[Data records]
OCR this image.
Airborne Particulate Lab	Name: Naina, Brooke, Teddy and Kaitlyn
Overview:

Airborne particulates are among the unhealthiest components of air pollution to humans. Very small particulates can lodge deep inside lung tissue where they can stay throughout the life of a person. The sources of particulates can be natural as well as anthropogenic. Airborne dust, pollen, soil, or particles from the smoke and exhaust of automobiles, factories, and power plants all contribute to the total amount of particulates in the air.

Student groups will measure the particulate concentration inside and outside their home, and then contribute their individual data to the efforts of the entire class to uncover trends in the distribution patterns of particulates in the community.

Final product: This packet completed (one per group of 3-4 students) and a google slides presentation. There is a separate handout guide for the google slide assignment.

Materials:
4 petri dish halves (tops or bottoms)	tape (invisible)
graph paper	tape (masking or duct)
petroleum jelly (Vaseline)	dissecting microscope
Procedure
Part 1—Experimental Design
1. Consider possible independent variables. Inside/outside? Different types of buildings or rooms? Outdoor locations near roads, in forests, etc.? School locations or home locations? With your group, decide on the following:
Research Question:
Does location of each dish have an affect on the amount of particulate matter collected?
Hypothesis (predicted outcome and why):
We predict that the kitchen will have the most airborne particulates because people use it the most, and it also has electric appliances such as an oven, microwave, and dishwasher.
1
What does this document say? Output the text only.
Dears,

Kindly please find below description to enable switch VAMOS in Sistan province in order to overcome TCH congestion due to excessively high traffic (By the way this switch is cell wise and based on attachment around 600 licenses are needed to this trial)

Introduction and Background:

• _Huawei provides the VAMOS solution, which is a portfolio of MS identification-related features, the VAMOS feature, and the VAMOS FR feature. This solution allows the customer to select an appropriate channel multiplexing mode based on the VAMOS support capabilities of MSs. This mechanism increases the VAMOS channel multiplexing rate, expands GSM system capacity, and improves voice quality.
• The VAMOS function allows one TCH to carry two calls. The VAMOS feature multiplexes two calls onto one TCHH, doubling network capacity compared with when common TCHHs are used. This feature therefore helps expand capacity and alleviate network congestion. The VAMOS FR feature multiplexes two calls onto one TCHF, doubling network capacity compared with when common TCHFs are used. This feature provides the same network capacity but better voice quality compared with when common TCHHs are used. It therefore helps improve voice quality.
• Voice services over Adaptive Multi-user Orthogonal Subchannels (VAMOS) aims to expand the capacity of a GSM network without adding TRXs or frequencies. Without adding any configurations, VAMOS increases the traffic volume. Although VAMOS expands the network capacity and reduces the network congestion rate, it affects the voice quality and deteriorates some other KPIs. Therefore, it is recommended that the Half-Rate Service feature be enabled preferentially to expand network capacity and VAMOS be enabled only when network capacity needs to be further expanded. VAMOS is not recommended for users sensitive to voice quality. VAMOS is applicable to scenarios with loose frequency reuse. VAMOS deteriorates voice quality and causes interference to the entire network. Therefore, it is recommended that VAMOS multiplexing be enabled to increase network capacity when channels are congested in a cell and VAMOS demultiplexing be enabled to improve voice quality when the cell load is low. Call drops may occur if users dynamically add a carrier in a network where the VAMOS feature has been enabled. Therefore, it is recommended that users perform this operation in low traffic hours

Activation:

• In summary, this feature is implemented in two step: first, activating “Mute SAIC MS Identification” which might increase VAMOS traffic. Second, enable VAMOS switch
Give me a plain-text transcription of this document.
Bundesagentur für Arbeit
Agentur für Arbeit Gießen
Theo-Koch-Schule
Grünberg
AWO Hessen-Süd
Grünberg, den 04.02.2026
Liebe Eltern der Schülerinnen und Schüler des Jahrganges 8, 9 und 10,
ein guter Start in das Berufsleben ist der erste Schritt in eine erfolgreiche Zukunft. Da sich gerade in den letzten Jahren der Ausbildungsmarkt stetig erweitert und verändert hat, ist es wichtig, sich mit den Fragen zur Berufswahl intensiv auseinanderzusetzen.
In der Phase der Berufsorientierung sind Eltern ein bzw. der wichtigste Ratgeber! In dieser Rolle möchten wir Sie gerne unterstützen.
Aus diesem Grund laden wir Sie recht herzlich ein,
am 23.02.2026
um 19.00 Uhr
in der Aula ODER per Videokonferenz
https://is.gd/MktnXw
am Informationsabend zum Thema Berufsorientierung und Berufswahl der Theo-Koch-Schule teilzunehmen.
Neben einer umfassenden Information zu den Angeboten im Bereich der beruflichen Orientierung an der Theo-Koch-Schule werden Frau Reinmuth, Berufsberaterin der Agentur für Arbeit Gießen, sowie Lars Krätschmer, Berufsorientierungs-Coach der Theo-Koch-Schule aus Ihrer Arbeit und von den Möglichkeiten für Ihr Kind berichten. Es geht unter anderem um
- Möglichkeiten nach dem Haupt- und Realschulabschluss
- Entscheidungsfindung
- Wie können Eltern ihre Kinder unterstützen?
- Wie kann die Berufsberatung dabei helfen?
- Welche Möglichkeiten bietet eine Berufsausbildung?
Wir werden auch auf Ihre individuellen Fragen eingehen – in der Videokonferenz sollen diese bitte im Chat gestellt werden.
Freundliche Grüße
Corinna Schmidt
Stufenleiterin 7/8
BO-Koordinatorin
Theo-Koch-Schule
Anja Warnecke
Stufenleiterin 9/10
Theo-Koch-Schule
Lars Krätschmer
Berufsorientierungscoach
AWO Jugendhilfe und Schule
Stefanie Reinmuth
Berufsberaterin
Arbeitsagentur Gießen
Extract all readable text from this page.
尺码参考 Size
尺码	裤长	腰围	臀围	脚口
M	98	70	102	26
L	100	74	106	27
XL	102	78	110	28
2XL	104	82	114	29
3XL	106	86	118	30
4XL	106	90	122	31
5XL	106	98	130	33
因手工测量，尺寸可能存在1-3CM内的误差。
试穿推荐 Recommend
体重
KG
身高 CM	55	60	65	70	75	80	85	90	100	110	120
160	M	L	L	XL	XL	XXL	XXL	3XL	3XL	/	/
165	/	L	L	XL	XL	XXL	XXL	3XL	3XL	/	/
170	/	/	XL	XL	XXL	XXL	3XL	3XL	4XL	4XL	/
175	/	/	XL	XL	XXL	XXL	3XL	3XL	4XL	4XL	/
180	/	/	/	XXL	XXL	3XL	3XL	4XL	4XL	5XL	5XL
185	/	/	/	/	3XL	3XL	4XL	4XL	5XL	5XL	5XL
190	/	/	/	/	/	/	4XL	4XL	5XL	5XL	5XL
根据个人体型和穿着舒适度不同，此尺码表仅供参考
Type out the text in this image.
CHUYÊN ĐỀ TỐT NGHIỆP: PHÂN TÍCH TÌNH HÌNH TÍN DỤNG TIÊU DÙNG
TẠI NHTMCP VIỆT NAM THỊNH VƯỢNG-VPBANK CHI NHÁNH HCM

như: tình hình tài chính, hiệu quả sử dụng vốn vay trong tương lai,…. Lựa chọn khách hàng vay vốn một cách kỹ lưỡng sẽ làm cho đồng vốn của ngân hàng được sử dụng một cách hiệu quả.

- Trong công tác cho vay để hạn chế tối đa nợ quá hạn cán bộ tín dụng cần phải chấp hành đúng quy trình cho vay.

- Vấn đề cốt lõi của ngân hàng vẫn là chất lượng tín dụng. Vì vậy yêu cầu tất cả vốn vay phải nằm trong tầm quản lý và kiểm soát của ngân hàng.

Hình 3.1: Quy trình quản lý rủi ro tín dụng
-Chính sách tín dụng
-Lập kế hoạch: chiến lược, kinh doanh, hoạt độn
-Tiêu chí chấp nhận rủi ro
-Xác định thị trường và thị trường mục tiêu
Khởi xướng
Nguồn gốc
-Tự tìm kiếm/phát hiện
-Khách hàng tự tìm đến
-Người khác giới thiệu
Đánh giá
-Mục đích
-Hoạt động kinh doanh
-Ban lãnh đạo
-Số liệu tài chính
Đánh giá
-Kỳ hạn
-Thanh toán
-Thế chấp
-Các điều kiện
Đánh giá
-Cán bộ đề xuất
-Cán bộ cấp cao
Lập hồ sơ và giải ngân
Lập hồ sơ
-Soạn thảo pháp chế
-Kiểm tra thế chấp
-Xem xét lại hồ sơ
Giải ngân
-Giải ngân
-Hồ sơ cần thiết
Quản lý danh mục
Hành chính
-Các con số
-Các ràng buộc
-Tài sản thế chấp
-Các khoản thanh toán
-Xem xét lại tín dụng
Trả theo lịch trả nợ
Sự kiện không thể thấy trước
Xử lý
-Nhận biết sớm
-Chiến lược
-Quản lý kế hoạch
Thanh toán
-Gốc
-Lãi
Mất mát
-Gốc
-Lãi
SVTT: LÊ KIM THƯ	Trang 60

- **YOUR INSTRUCTIONS**: Filter the records above and return every line that holds the word "lược".

- **WRITTEN REPLY**:
-Lập kế hoạch: chiến lược, kinh doanh, hoạt độn
-Chiến lược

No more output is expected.